(Task to complete): Gather each line of the records where "dort" appears.

(Data records)
* Begin *

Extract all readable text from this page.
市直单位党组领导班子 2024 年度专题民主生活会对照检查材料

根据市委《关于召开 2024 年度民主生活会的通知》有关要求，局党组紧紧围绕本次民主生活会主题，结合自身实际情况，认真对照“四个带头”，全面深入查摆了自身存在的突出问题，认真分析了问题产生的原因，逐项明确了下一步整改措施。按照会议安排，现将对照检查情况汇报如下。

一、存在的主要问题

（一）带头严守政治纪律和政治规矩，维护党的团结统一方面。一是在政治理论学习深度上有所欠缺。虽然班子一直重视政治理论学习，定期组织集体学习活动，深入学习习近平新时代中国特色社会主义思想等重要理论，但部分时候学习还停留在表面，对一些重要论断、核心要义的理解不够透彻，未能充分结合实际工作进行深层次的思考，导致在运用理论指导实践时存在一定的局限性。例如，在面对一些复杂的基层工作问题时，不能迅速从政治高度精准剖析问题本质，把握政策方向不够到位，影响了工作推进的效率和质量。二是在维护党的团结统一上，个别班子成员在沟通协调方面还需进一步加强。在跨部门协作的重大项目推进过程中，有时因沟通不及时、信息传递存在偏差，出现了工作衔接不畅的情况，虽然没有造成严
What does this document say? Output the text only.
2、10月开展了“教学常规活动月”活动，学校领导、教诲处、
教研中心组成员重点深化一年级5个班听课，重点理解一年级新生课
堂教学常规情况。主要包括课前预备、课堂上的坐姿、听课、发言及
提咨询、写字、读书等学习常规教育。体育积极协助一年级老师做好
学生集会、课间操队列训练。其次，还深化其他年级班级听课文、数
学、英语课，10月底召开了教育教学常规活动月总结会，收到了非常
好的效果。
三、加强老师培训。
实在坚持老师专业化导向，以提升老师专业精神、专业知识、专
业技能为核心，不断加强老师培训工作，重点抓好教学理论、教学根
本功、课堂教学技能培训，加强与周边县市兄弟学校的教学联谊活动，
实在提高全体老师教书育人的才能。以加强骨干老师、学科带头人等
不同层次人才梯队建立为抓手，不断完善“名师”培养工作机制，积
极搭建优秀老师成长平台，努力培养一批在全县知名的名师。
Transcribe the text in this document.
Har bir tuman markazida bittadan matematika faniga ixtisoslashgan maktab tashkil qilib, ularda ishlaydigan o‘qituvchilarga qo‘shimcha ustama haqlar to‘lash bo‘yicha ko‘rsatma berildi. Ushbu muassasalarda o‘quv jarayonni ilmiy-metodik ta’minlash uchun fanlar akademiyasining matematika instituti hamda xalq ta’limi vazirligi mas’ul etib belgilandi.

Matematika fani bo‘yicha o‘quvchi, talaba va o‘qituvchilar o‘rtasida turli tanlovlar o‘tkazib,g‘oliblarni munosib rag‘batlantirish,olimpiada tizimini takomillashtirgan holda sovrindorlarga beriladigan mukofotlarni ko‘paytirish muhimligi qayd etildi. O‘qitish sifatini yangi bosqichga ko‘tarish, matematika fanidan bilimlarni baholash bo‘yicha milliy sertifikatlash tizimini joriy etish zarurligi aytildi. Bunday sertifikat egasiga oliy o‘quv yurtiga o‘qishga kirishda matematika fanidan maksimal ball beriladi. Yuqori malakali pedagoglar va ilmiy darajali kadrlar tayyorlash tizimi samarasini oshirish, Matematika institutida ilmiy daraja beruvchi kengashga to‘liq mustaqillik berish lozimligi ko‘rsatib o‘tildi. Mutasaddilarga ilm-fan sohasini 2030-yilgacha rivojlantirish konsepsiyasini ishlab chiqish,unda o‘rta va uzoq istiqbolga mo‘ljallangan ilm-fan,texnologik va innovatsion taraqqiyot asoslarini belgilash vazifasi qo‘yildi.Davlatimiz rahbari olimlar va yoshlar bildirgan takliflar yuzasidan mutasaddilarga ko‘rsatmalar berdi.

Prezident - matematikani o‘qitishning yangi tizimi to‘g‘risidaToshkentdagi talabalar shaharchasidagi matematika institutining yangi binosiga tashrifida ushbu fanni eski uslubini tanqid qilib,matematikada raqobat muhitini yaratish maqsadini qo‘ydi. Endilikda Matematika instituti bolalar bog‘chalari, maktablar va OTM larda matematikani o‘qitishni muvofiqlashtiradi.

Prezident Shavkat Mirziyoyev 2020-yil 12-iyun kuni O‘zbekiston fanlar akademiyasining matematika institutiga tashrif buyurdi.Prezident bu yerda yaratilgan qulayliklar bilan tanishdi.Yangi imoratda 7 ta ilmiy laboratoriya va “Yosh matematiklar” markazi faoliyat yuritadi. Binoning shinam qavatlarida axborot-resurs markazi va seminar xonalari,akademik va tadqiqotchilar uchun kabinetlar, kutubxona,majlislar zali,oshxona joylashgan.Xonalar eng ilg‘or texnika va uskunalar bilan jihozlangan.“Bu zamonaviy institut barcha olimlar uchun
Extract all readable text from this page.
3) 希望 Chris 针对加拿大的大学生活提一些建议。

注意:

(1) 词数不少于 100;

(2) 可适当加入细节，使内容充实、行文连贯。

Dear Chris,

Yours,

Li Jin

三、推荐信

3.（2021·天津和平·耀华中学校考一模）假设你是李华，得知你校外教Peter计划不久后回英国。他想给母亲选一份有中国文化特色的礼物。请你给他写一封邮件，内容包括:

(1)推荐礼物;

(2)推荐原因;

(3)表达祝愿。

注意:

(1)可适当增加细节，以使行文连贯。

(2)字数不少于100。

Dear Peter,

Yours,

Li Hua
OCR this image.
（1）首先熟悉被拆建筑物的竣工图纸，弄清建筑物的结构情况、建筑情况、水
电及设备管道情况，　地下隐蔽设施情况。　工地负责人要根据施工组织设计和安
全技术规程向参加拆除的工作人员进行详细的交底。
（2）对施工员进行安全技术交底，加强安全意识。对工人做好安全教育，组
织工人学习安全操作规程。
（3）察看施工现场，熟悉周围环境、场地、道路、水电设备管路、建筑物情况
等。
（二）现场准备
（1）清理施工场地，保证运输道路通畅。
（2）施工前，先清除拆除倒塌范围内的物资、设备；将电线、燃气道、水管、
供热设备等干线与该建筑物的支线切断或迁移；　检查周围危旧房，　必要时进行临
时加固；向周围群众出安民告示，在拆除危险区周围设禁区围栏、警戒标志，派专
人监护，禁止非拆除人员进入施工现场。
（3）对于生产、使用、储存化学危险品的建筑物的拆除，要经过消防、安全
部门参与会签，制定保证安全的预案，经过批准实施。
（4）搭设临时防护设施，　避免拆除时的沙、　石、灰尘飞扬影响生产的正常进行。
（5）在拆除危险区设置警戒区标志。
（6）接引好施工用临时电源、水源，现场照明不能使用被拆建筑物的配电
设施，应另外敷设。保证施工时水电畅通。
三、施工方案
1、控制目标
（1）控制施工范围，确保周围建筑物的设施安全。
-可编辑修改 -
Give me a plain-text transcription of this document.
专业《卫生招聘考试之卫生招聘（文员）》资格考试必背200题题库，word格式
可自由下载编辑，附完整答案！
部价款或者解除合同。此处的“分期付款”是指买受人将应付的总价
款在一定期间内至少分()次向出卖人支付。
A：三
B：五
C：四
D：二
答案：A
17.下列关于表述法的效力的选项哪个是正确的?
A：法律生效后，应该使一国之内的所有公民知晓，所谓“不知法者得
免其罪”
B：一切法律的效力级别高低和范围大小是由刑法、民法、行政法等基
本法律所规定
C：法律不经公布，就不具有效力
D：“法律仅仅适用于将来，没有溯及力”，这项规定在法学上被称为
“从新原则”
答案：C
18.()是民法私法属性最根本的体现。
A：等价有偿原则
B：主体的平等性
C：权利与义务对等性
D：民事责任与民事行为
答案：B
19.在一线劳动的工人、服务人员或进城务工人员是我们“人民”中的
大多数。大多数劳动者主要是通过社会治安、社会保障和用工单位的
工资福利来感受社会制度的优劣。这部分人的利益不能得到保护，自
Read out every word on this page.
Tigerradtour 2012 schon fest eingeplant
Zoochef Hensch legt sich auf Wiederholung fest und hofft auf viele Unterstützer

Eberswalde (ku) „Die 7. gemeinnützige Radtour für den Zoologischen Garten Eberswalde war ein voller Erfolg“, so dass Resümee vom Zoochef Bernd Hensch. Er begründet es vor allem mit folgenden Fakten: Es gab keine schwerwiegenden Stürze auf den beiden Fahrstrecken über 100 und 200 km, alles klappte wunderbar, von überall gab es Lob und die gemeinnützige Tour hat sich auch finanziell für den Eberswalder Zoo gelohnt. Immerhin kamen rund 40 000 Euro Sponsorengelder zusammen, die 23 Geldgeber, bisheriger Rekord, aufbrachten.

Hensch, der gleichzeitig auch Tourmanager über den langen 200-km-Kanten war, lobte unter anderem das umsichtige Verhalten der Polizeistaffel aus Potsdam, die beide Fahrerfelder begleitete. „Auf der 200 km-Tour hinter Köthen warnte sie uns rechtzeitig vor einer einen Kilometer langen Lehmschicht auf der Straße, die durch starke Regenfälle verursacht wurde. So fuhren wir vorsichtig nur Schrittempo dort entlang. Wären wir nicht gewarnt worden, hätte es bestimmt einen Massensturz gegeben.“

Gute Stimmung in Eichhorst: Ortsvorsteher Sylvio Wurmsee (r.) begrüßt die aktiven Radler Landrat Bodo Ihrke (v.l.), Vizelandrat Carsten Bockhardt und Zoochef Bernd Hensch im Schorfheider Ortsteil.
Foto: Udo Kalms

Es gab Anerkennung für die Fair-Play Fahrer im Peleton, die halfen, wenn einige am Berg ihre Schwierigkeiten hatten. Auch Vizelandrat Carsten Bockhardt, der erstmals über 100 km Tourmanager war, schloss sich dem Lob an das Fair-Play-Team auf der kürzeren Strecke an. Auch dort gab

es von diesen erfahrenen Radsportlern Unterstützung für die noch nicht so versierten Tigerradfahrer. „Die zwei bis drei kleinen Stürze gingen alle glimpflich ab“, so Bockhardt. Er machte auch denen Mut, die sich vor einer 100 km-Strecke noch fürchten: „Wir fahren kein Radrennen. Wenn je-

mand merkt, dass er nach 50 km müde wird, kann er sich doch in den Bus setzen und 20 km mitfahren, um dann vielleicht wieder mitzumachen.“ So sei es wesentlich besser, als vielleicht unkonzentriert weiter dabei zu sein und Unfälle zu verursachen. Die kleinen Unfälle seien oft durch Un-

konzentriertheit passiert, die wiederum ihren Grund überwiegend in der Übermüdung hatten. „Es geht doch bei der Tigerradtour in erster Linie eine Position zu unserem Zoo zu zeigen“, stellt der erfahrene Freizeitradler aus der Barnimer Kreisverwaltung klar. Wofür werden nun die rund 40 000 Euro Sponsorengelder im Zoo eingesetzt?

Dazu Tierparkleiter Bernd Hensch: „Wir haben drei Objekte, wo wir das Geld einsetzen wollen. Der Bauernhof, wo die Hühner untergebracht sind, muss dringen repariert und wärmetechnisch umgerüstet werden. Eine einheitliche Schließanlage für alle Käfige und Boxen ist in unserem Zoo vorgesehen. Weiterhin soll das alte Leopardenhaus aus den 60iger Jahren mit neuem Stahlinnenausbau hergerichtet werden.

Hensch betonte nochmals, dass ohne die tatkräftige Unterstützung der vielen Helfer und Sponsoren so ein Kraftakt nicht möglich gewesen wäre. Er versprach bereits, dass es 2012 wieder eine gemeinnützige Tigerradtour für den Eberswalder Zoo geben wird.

* End *

(Task answer):
Hensch, der gleichzeitig auch Tourmanager über den langen 200-km-Kanten war, lobte unter anderem das umsichtige Verhalten der Polizeistaffel aus Potsdam, die beide Fahrerfelder begleitete. „Auf der 200 km-Tour hinter Köthen warnte sie uns rechtzeitig vor einer einen Kilometer langen Lehmschicht auf der Straße, die durch starke Regenfälle verursacht wurde. So fuhren wir vorsichtig nur Schrittempo dort entlang. Wären wir nicht gewarnt worden, hätte es bestimmt einen Massensturz gegeben.“
Es gab Anerkennung für die Fair-Play Fahrer im Peleton, die halfen, wenn einige am Berg ihre Schwierigkeiten hatten. Auch Vizelandrat Carsten Bockhardt, der erstmals über 100 km Tourmanager war, schloss sich dem Lob an das Fair-Play-Team auf der kürzeren Strecke an. Auch dort gab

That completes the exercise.